# START OF Data lines

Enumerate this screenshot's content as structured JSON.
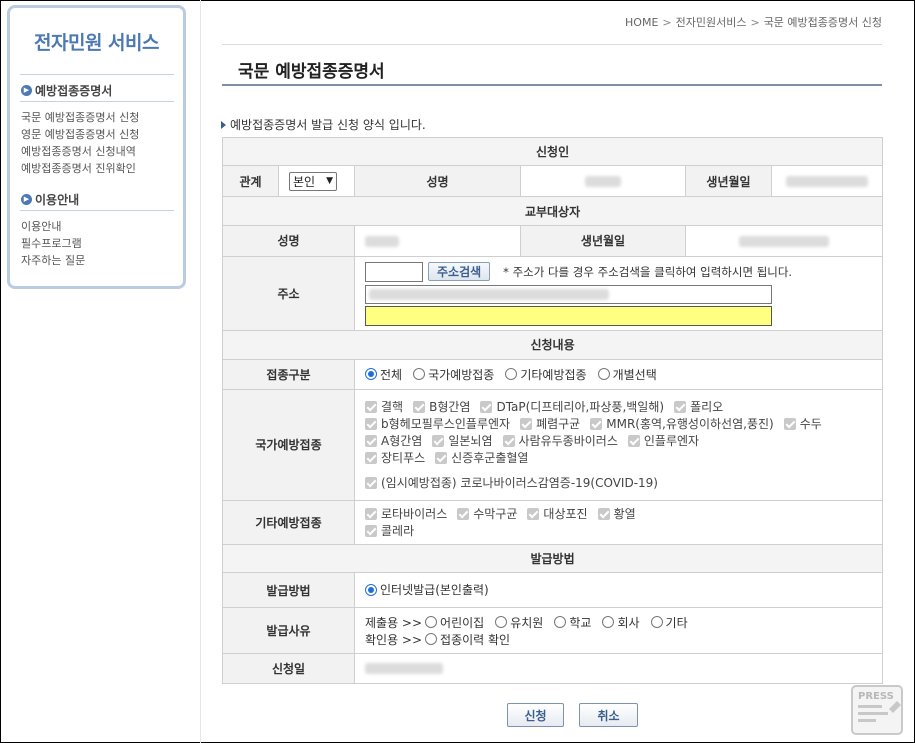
{
  "sidebar": {
    "title": "전자민원 서비스",
    "sections": [
      {
        "title": "예방접종증명서",
        "items": [
          "국문 예방접종증명서 신청",
          "영문 예방접종증명서 신청",
          "예방접종증명서 신청내역",
          "예방접종증명서 진위확인"
        ]
      },
      {
        "title": "이용안내",
        "items": [
          "이용안내",
          "필수프로그램",
          "자주하는 질문"
        ]
      }
    ]
  },
  "breadcrumb": [
    "HOME",
    "전자민원서비스",
    "국문 예방접종증명서 신청"
  ],
  "page_title": "국문 예방접종증명서",
  "intro": "예방접종증명서 발급 신청 양식 입니다.",
  "applicant": {
    "section": "신청인",
    "relation_label": "관계",
    "relation_value": "본인",
    "name_label": "성명",
    "dob_label": "생년월일"
  },
  "recipient": {
    "section": "교부대상자",
    "name_label": "성명",
    "dob_label": "생년월일",
    "address_label": "주소",
    "address_search_button": "주소검색",
    "address_note": "* 주소가 다를 경우 주소검색을 클릭하여 입력하시면 됩니다."
  },
  "content": {
    "section": "신청내용",
    "type_label": "접종구분",
    "type_options": [
      {
        "label": "전체",
        "selected": true
      },
      {
        "label": "국가예방접종",
        "selected": false
      },
      {
        "label": "기타예방접종",
        "selected": false
      },
      {
        "label": "개별선택",
        "selected": false
      }
    ],
    "national_label": "국가예방접종",
    "national_rows": [
      [
        "결핵",
        "B형간염",
        "DTaP(디프테리아,파상풍,백일해)",
        "폴리오"
      ],
      [
        "b형헤모필루스인플루엔자",
        "폐렴구균",
        "MMR(홍역,유행성이하선염,풍진)",
        "수두"
      ],
      [
        "A형간염",
        "일본뇌염",
        "사람유두종바이러스",
        "인플루엔자"
      ],
      [
        "장티푸스",
        "신증후군출혈열"
      ],
      [
        "(임시예방접종) 코로나바이러스감염증-19(COVID-19)"
      ]
    ],
    "other_label": "기타예방접종",
    "other_rows": [
      [
        "로타바이러스",
        "수막구균",
        "대상포진",
        "황열"
      ],
      [
        "콜레라"
      ]
    ]
  },
  "issue": {
    "section": "발급방법",
    "method_label": "발급방법",
    "method_option": "인터넷발급(본인출력)",
    "reason_label": "발급사유",
    "submit_prefix": "제출용 >>",
    "submit_options": [
      "어린이집",
      "유치원",
      "학교",
      "회사",
      "기타"
    ],
    "confirm_prefix": "확인용 >>",
    "confirm_options": [
      "접종이력 확인"
    ],
    "date_label": "신청일"
  },
  "buttons": {
    "apply": "신청",
    "cancel": "취소"
  },
  "badge": "PRESS"
}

# END OF Data lines

Short exercise:
Leaving aside the images, write out the entries above word for word.

Result of the task:
Enumerate this screenshot's content as structured JSON.
{
  "sidebar": {
    "title": "전자민원 서비스",
    "sections": [
      {
        "title": "예방접종증명서",
        "items": [
          "국문 예방접종증명서 신청",
          "영문 예방접종증명서 신청",
          "예방접종증명서 신청내역",
          "예방접종증명서 진위확인"
        ]
      },
      {
        "title": "이용안내",
        "items": [
          "이용안내",
          "필수프로그램",
          "자주하는 질문"
        ]
      }
    ]
  },
  "breadcrumb": [
    "HOME",
    "전자민원서비스",
    "국문 예방접종증명서 신청"
  ],
  "page_title": "국문 예방접종증명서",
  "intro": "예방접종증명서 발급 신청 양식 입니다.",
  "applicant": {
    "section": "신청인",
    "relation_label": "관계",
    "relation_value": "본인",
    "name_label": "성명",
    "dob_label": "생년월일"
  },
  "recipient": {
    "section": "교부대상자",
    "name_label": "성명",
    "dob_label": "생년월일",
    "address_label": "주소",
    "address_search_button": "주소검색",
    "address_note": "* 주소가 다를 경우 주소검색을 클릭하여 입력하시면 됩니다."
  },
  "content": {
    "section": "신청내용",
    "type_label": "접종구분",
    "type_options": [
      {
        "label": "전체",
        "selected": true
      },
      {
        "label": "국가예방접종",
        "selected": false
      },
      {
        "label": "기타예방접종",
        "selected": false
      },
      {
        "label": "개별선택",
        "selected": false
      }
    ],
    "national_label": "국가예방접종",
    "national_rows": [
      [
        "결핵",
        "B형간염",
        "DTaP(디프테리아,파상풍,백일해)",
        "폴리오"
      ],
      [
        "b형헤모필루스인플루엔자",
        "폐렴구균",
        "MMR(홍역,유행성이하선염,풍진)",
        "수두"
      ],
      [
        "A형간염",
        "일본뇌염",
        "사람유두종바이러스",
        "인플루엔자"
      ],
      [
        "장티푸스",
        "신증후군출혈열"
      ],
      [
        "(임시예방접종) 코로나바이러스감염증-19(COVID-19)"
      ]
    ],
    "other_label": "기타예방접종",
    "other_rows": [
      [
        "로타바이러스",
        "수막구균",
        "대상포진",
        "황열"
      ],
      [
        "콜레라"
      ]
    ]
  },
  "issue": {
    "section": "발급방법",
    "method_label": "발급방법",
    "method_option": "인터넷발급(본인출력)",
    "reason_label": "발급사유",
    "submit_prefix": "제출용 >>",
    "submit_options": [
      "어린이집",
      "유치원",
      "학교",
      "회사",
      "기타"
    ],
    "confirm_prefix": "확인용 >>",
    "confirm_options": [
      "접종이력 확인"
    ],
    "date_label": "신청일"
  },
  "buttons": {
    "apply": "신청",
    "cancel": "취소"
  },
  "badge": "PRESS"
}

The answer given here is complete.